GIVEN EXERCISE.
Each entry here needs to be set down again exactly, please; pictures are left out.

STORED ROWS.
/---
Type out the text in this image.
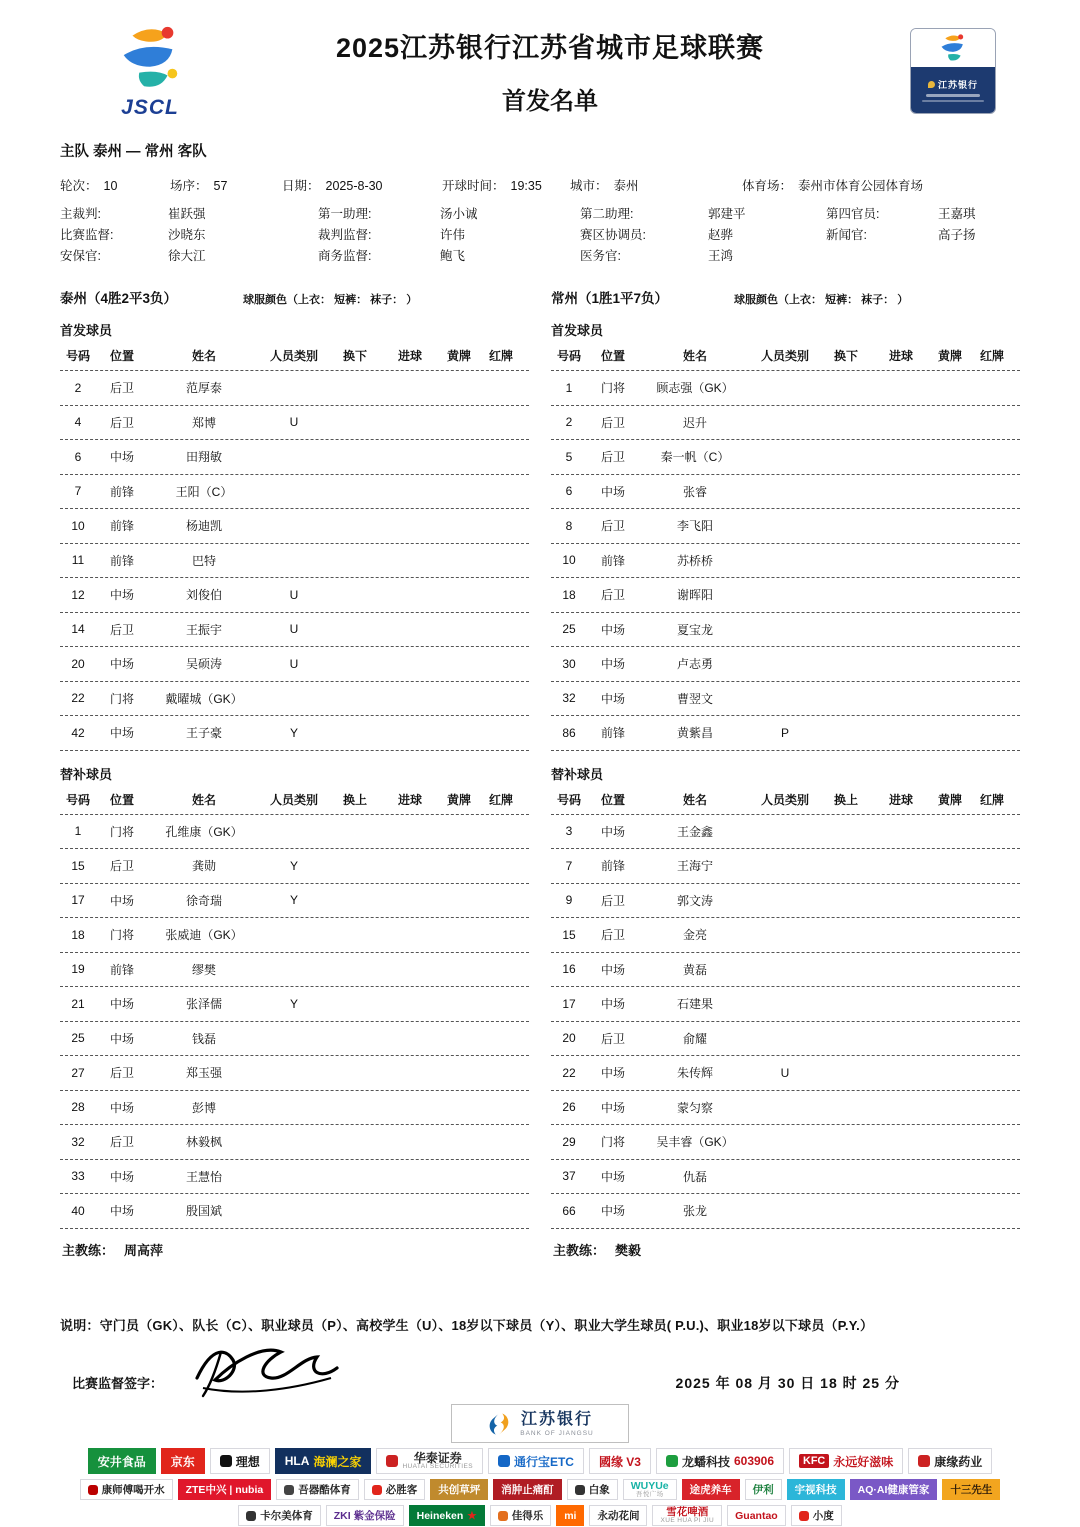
JSCL
2025江苏银行江苏省城市足球联赛
首发名单
江苏银行
主队 泰州 — 常州 客队
轮次： 10	场序： 57	日期： 2025-8-30	开球时间： 19:35	城市： 泰州	体育场： 泰州市体育公园体育场
主裁判:	崔跃强	第一助理:	汤小诚	第二助理:	郭建平	第四官员:	王嘉琪
比赛监督:	沙晓东	裁判监督:	许伟	赛区协调员:	赵骅	新闻官:	高子扬
安保官:	徐大江	商务监督:	鲍飞	医务官:	王鸿
泰州（4胜2平3负）	球服颜色（上衣： 短裤： 袜子： ）
首发球员
号码	位置	姓名	人员类别	换下	进球	黄牌	红牌
2	后卫	范厚泰
4	后卫	郑博	U
6	中场	田翔敏
7	前锋	王阳（C）
10	前锋	杨迪凯
11	前锋	巴特
12	中场	刘俊伯	U
14	后卫	王振宇	U
20	中场	吴硕涛	U
22	门将	戴曜城（GK）
42	中场	王子豪	Y
替补球员
号码	位置	姓名	人员类别	换上	进球	黄牌	红牌
1	门将	孔维康（GK）
15	后卫	龚勋	Y
17	中场	徐奇瑞	Y
18	门将	张威迪（GK）
19	前锋	缪樊
21	中场	张泽儒	Y
25	中场	钱磊
27	后卫	郑玉强
28	中场	彭博
32	后卫	林毅枫
33	中场	王慧怡
40	中场	殷国斌
主教练： 周高萍
常州（1胜1平7负）	球服颜色（上衣： 短裤： 袜子： ）
首发球员
号码	位置	姓名	人员类别	换下	进球	黄牌	红牌
1	门将	顾志强（GK）
2	后卫	迟升
5	后卫	秦一帆（C）
6	中场	张睿
8	后卫	李飞阳
10	前锋	苏桥桥
18	后卫	谢晖阳
25	中场	夏宝龙
30	中场	卢志勇
32	中场	曹翌文
86	前锋	黄紫昌	P
替补球员
号码	位置	姓名	人员类别	换上	进球	黄牌	红牌
3	中场	王金鑫
7	前锋	王海宁
9	后卫	郭文涛
15	后卫	金亮
16	中场	黄磊
17	中场	石建果
20	后卫	俞耀
22	中场	朱传辉	U
26	中场	蒙匀察
29	门将	吴丰睿（GK）
37	中场	仇磊
66	中场	张龙
主教练： 樊毅
说明：守门员（GK）、队长（C）、职业球员（P）、高校学生（U）、18岁以下球员（Y）、职业大学生球员( P.U.)、职业18岁以下球员（P.Y.）
比赛监督签字：	2025 年 08 月 30 日 18 时 25 分
江苏银行
BANK OF JIANGSU
安井食品 京东	理想 HLA 海澜之家	华泰证券
HUATAI SECURITIES	通行宝ETC 國缘 V3	龙蟠科技 603906	KFC 永远好滋味	康缘药业
康师傅喝开水 ZTE中兴 | nubia	吾器酷体育	必胜客 共创草坪 消肿止痛酊	白象 WUYUe
吾悦广场 途虎养车 伊利 宇视科技 AQ·AI健康管家 十三先生
卡尔美体育 ZKI 紫金保险 Heineken ★	佳得乐 mi 永动花间	雪花啤酒
XUE HUA PI JIU Guantao	小度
\---
EXERCISE OUTPUT.
Type out the text in this image.
JSCL
2025江苏银行江苏省城市足球联赛
首发名单
江苏银行
主队 泰州 — 常州 客队
轮次： 10	场序： 57	日期： 2025-8-30	开球时间： 19:35	城市： 泰州	体育场： 泰州市体育公园体育场
主裁判:	崔跃强	第一助理:	汤小诚	第二助理:	郭建平	第四官员:	王嘉琪
比赛监督:	沙晓东	裁判监督:	许伟	赛区协调员:	赵骅	新闻官:	高子扬
安保官:	徐大江	商务监督:	鲍飞	医务官:	王鸿
泰州（4胜2平3负）	球服颜色（上衣： 短裤： 袜子： ）
首发球员
号码	位置	姓名	人员类别	换下	进球	黄牌	红牌
2	后卫	范厚泰
4	后卫	郑博	U
6	中场	田翔敏
7	前锋	王阳（C）
10	前锋	杨迪凯
11	前锋	巴特
12	中场	刘俊伯	U
14	后卫	王振宇	U
20	中场	吴硕涛	U
22	门将	戴曜城（GK）
42	中场	王子豪	Y
替补球员
号码	位置	姓名	人员类别	换上	进球	黄牌	红牌
1	门将	孔维康（GK）
15	后卫	龚勋	Y
17	中场	徐奇瑞	Y
18	门将	张威迪（GK）
19	前锋	缪樊
21	中场	张泽儒	Y
25	中场	钱磊
27	后卫	郑玉强
28	中场	彭博
32	后卫	林毅枫
33	中场	王慧怡
40	中场	殷国斌
主教练： 周高萍
常州（1胜1平7负）	球服颜色（上衣： 短裤： 袜子： ）
首发球员
号码	位置	姓名	人员类别	换下	进球	黄牌	红牌
1	门将	顾志强（GK）
2	后卫	迟升
5	后卫	秦一帆（C）
6	中场	张睿
8	后卫	李飞阳
10	前锋	苏桥桥
18	后卫	谢晖阳
25	中场	夏宝龙
30	中场	卢志勇
32	中场	曹翌文
86	前锋	黄紫昌	P
替补球员
号码	位置	姓名	人员类别	换上	进球	黄牌	红牌
3	中场	王金鑫
7	前锋	王海宁
9	后卫	郭文涛
15	后卫	金亮
16	中场	黄磊
17	中场	石建果
20	后卫	俞耀
22	中场	朱传辉	U
26	中场	蒙匀察
29	门将	吴丰睿（GK）
37	中场	仇磊
66	中场	张龙
主教练： 樊毅
说明：守门员（GK）、队长（C）、职业球员（P）、高校学生（U）、18岁以下球员（Y）、职业大学生球员( P.U.)、职业18岁以下球员（P.Y.）
比赛监督签字：	2025 年 08 月 30 日 18 时 25 分
江苏银行
BANK OF JIANGSU
安井食品 京东	理想 HLA 海澜之家	华泰证券
HUATAI SECURITIES	通行宝ETC 國缘 V3	龙蟠科技 603906	KFC 永远好滋味	康缘药业
康师傅喝开水 ZTE中兴 | nubia	吾器酷体育	必胜客 共创草坪 消肿止痛酊	白象 WUYUe
吾悦广场 途虎养车 伊利 宇视科技 AQ·AI健康管家 十三先生
卡尔美体育 ZKI 紫金保险 Heineken ★	佳得乐 mi 永动花间	雪花啤酒
XUE HUA PI JIU Guantao	小度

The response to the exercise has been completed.